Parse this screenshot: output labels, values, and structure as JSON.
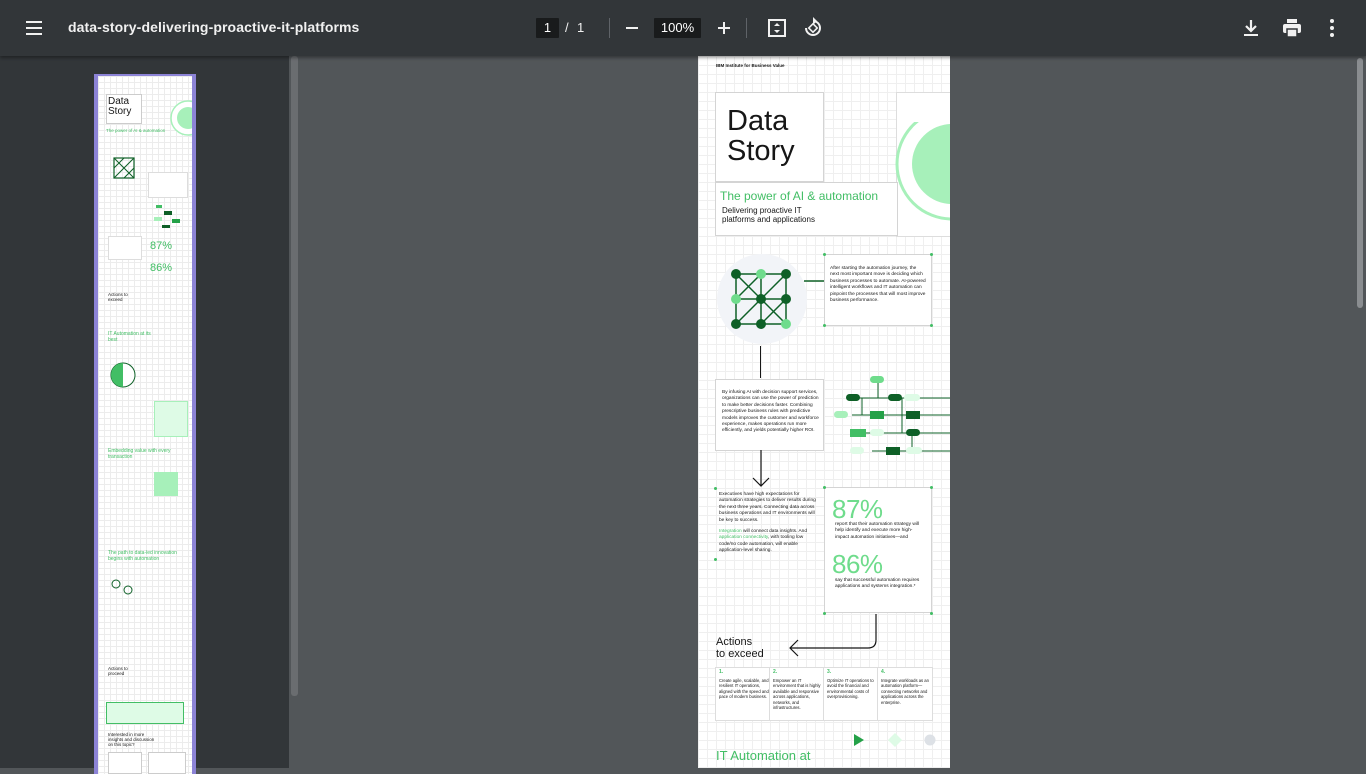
{
  "toolbar": {
    "title": "data-story-delivering-proactive-it-platforms",
    "current_page": "1",
    "page_separator": "/",
    "total_pages": "1",
    "zoom": "100%",
    "icons": [
      "menu-icon",
      "zoom-out-icon",
      "zoom-in-icon",
      "fit-page-icon",
      "rotate-icon",
      "download-icon",
      "print-icon",
      "more-icon"
    ]
  },
  "document": {
    "header": "IBM Institute for Business Value",
    "title_line1": "Data",
    "title_line2": "Story",
    "subtitle": "The power of AI & automation",
    "tagline_line1": "Delivering proactive IT",
    "tagline_line2": "platforms and applications",
    "block1": "After starting the automation journey, the next most important move is deciding which business processes to automate. AI-powered intelligent workflows and IT automation can pinpoint the processes that will most improve business performance.",
    "block2": "By infusing AI with decision support services, organizations can use the power of prediction to make better decisions faster. Combining prescriptive business rules with predictive models improves the customer and workforce experience, makes operations run more efficiently, and yields potentially higher ROI.",
    "block3": "Executives have high expectations for automation strategies to deliver results during the next three years. Connecting data across business operations and IT environments will be key to success.",
    "block3b_pre": "Integration",
    "block3b_mid": " will connect data insights. And ",
    "block3b_link": "application connectivity",
    "block3b_post": ", with tooling low code/no code automation, will enable application-level sharing.",
    "stat1_value": "87%",
    "stat1_text": "report that their automation strategy will help identify and execute more high-impact automation initiatives—and",
    "stat2_value": "86%",
    "stat2_text": "say that successful automation requires applications and systems integration.*",
    "actions_line1": "Actions",
    "actions_line2": "to exceed",
    "steps": [
      {
        "n": "1.",
        "text": "Create agile, scalable, and resilient IT operations, aligned with the speed and pace of modern business."
      },
      {
        "n": "2.",
        "text": "Empower an IT environment that is highly available and responsive across applications, networks, and infrastructures."
      },
      {
        "n": "3.",
        "text": "Optimize IT operations to avoid the financial and environmental costs of overprovisioning."
      },
      {
        "n": "4.",
        "text": "Integrate workloads as an automation platform—connecting networks and applications across the enterprise."
      }
    ],
    "section_title": "IT Automation at"
  },
  "thumbnail": {
    "labels": [
      "Data",
      "Story",
      "The power of AI & automation",
      "87%",
      "86%",
      "Actions to exceed",
      "IT Automation at its best",
      "Embedding value with every transaction",
      "The path to data-led innovation begins with automation",
      "Actions to proceed",
      "Interested in more insights and discussion on this topic?"
    ]
  },
  "colors": {
    "accent": "#42be65",
    "light_accent": "#a7f0ba",
    "dark_green": "#0e6027",
    "toolbar": "#323639",
    "viewer_bg": "#525659",
    "thumb_border": "#8c83d6"
  }
}
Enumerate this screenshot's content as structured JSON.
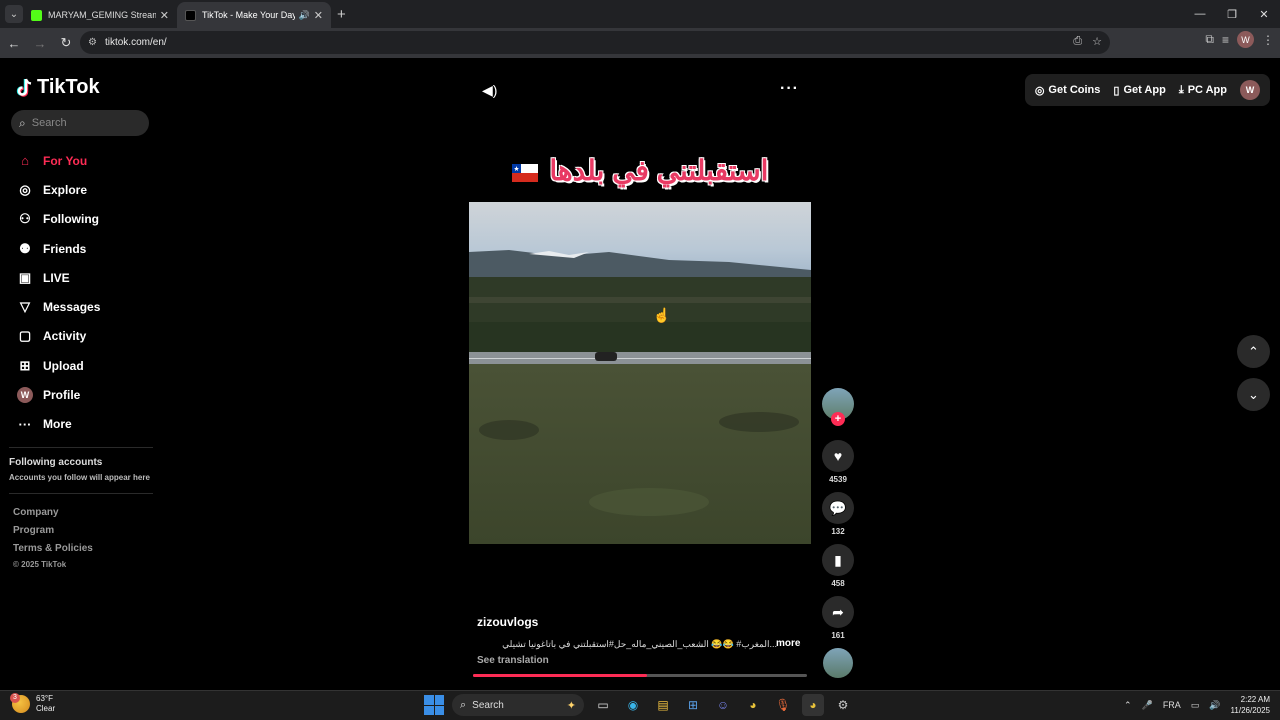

## [What you should do]
Say how many lines in this material hold "exceed", and say nothing else.

## [Written response]
2